> [WHAT IS NEEDED] Copy out every line that contains "content".

□ □ □ □

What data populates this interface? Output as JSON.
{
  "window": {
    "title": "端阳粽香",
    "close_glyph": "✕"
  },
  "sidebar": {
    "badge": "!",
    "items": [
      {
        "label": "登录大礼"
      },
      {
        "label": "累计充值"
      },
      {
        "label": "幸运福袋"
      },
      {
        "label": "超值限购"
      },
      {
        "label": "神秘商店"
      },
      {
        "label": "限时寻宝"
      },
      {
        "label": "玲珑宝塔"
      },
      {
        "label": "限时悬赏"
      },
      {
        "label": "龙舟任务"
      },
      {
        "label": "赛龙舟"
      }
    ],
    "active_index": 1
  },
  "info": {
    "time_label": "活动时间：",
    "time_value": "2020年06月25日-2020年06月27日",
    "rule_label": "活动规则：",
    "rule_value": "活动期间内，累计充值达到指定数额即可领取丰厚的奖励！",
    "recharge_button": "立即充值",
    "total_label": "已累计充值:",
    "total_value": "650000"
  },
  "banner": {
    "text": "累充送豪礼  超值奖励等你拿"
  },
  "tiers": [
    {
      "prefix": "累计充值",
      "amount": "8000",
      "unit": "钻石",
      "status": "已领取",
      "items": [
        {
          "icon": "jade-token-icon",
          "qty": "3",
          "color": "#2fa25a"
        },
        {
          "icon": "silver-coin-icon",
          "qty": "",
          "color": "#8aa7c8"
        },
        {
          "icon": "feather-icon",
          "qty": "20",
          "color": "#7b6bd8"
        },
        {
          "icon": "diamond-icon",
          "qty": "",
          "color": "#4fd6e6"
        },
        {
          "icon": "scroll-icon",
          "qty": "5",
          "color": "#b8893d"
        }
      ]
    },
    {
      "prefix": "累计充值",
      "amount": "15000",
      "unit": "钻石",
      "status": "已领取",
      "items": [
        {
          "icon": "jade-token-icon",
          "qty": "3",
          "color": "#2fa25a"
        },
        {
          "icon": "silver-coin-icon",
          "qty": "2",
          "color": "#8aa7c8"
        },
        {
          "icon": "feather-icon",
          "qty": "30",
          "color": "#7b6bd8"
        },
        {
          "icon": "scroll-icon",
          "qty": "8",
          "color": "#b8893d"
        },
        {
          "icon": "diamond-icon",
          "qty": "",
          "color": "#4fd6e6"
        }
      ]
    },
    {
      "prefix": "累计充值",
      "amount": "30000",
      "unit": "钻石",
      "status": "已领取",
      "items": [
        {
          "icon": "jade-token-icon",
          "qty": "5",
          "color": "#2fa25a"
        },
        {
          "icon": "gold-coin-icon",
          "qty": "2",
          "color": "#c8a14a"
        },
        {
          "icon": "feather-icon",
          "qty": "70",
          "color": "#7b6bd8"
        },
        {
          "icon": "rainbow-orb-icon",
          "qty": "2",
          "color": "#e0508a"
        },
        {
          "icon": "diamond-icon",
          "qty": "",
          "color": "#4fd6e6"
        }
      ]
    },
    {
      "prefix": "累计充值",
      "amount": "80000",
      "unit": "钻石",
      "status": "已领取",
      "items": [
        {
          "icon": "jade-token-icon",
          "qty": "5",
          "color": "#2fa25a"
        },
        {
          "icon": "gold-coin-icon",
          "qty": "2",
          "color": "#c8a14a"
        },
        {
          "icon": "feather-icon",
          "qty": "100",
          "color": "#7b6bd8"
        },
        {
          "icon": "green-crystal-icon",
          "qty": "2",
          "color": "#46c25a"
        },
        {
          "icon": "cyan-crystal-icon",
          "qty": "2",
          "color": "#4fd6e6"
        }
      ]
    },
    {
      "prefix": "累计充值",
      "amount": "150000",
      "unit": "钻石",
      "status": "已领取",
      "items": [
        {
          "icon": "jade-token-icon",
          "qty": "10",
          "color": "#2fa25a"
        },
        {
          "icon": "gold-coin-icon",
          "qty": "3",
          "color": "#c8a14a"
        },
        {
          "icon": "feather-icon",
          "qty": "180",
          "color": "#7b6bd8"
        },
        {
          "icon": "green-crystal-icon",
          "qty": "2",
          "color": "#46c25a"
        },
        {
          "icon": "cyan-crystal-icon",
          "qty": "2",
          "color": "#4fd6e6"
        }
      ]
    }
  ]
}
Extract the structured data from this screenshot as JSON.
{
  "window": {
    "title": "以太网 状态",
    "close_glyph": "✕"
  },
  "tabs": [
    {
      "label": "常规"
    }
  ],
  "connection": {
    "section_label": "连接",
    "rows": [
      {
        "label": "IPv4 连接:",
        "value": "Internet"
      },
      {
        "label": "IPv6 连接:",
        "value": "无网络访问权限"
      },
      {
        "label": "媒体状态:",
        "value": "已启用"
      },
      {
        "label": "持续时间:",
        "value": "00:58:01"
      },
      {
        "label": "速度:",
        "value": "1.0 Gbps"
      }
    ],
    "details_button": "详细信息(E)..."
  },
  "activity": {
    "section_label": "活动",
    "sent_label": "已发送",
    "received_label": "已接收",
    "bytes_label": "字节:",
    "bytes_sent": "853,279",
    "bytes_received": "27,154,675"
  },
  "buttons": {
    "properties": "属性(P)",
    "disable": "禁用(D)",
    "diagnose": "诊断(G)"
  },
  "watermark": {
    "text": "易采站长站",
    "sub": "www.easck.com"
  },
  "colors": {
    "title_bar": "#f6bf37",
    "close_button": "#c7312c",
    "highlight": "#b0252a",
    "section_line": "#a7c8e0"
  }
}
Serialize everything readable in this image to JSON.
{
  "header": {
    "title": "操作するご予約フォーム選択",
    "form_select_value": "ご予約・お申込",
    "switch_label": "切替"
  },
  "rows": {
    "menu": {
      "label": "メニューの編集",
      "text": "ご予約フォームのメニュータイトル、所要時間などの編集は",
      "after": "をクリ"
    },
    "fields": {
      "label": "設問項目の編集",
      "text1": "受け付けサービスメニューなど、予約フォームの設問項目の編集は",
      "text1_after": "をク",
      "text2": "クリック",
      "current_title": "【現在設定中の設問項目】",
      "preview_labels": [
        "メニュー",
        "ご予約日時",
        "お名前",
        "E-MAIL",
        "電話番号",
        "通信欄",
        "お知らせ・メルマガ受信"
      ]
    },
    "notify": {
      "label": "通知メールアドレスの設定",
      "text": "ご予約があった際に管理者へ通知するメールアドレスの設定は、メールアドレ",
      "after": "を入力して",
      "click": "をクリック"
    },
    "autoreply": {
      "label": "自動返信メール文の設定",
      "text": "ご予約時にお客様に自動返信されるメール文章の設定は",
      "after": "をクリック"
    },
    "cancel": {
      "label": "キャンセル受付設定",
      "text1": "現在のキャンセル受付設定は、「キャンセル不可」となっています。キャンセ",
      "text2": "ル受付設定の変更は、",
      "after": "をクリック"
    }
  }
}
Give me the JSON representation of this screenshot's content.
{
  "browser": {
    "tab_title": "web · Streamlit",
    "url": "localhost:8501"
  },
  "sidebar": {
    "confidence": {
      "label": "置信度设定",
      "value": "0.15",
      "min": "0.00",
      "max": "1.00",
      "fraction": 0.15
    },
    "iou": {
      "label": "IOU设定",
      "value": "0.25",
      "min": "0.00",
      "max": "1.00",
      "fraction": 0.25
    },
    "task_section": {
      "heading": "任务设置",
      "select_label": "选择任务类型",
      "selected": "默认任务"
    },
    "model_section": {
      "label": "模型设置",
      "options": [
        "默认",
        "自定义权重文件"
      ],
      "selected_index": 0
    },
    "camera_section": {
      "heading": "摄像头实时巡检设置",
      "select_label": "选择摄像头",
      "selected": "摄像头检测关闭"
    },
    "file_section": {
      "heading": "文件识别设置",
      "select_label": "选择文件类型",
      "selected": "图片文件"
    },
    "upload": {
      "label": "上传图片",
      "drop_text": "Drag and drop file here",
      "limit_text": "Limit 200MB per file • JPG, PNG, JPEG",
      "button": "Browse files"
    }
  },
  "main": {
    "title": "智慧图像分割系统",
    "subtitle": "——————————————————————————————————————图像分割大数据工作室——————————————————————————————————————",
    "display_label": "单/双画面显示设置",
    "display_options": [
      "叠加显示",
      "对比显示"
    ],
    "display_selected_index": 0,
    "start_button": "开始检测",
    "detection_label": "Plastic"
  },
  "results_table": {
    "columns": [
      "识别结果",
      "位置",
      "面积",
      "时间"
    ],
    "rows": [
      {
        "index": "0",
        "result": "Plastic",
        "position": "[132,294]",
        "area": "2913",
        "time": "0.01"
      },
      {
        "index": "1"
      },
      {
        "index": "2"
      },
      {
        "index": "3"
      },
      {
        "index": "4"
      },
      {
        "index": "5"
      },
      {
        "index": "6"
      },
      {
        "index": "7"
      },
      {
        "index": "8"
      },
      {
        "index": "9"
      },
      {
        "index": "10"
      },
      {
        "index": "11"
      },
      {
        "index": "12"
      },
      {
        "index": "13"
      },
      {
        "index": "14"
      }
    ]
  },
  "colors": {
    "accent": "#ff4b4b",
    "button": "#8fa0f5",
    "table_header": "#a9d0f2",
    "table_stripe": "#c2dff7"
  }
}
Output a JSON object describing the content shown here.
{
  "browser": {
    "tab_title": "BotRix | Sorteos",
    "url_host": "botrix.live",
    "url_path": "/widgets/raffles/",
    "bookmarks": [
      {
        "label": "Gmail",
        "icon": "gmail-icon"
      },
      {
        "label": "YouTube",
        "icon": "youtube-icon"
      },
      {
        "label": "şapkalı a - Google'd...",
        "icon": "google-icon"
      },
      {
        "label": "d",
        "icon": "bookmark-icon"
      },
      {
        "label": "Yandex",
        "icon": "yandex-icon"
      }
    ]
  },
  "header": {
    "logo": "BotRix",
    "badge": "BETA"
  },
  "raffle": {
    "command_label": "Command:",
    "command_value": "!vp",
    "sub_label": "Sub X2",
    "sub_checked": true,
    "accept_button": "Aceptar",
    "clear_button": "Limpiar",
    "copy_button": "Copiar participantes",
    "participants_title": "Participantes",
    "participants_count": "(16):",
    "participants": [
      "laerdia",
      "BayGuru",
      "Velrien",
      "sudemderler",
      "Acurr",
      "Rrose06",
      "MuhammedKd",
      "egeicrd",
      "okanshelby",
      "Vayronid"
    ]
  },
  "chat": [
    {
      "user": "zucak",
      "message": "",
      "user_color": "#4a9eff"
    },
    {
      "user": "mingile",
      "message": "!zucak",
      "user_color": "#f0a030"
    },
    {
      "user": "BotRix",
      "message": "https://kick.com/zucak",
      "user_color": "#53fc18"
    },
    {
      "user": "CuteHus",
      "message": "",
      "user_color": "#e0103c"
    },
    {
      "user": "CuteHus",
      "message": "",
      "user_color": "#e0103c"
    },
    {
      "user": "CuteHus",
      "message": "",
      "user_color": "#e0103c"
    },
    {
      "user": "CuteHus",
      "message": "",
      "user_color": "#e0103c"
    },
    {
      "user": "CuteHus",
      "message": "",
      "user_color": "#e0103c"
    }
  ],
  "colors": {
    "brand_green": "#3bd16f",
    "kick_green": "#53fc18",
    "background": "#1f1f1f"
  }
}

□ □ □ □

> [IN RESPONSE]
Give me the JSON representation of this screenshot's content.
Output a JSON object describing the content shown here.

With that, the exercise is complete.